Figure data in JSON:

===============

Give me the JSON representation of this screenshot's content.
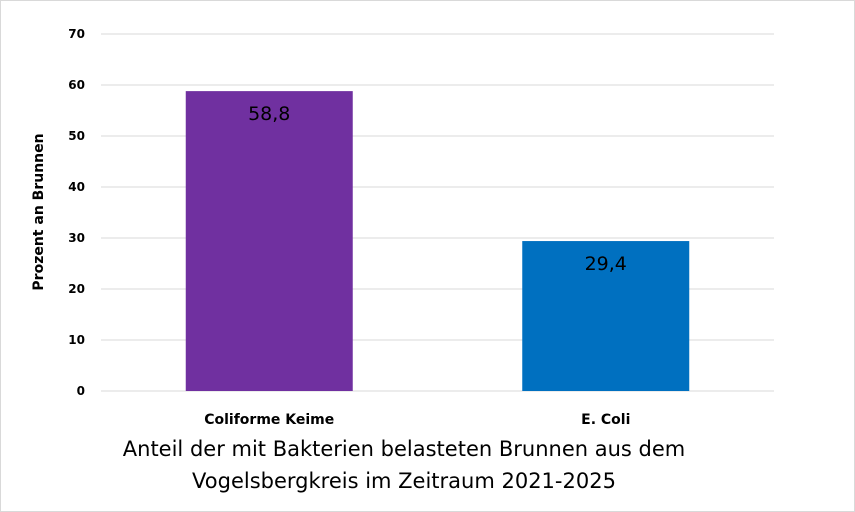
{
  "chart_data": {
    "type": "bar",
    "title_lines": [
      "Anteil der mit Bakterien belasteten Brunnen aus dem",
      "Vogelsbergkreis im Zeitraum 2021-2025"
    ],
    "xlabel": "",
    "ylabel": "Prozent an Brunnen",
    "categories": [
      "Coliforme Keime",
      "E. Coli"
    ],
    "values": [
      58.8,
      29.4
    ],
    "data_labels": [
      "58,8",
      "29,4"
    ],
    "colors": [
      "#7030A0",
      "#0070C0"
    ],
    "ylim": [
      0,
      70
    ],
    "yticks": [
      0,
      10,
      20,
      30,
      40,
      50,
      60,
      70
    ],
    "grid": true,
    "legend": "none"
  }
}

===============

◆ Exercise brief: Write out every line of the data that holds the word "Brunnen".

◆ Solution to this problem:
      "Anteil der mit Bakterien belasteten Brunnen aus dem",
    "ylabel": "Prozent an Brunnen",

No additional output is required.